◆ What you need to do ◆
Work out how many lines contain "Open". Reply with the count alone.

--- start of Material provided ---

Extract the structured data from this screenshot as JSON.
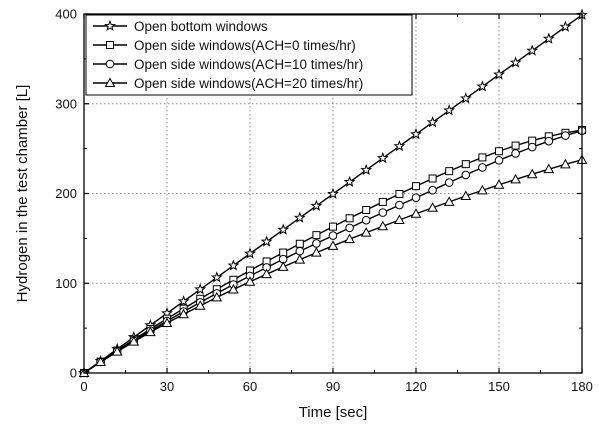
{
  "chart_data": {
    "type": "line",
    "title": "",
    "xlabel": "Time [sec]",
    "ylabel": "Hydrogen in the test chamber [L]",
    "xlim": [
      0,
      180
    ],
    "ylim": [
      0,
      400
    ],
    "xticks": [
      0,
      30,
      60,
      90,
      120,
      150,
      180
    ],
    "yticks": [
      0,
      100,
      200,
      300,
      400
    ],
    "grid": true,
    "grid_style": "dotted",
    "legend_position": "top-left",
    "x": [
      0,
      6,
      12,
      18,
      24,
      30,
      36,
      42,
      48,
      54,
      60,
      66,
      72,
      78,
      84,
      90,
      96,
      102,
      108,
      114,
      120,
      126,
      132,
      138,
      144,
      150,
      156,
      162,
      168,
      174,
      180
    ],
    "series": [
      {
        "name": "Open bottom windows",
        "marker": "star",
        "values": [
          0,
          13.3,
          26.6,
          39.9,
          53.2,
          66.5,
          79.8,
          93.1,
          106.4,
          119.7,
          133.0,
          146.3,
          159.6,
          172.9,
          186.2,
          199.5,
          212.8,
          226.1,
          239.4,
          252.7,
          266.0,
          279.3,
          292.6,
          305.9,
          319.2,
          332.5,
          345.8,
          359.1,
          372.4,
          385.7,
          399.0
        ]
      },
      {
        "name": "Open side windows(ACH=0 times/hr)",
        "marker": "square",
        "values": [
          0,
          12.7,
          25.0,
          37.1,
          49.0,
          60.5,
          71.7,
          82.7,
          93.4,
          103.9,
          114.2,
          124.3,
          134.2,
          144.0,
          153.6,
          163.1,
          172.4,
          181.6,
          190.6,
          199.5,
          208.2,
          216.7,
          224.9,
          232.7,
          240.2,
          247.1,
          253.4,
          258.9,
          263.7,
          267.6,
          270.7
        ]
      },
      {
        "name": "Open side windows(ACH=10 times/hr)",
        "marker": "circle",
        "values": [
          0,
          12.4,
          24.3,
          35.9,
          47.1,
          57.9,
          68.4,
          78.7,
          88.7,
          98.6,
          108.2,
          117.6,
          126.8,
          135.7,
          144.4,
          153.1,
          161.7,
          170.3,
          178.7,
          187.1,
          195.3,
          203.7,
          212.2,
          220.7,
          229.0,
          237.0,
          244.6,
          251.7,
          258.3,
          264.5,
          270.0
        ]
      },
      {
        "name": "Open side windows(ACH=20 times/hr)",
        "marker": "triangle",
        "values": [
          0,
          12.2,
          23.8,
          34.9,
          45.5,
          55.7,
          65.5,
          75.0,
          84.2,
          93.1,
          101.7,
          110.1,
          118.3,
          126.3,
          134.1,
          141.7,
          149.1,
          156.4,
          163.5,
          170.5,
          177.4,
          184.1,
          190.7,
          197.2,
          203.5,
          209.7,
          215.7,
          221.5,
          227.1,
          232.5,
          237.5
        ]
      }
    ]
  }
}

--- end of Material provided ---

◆ Written reply ◆
4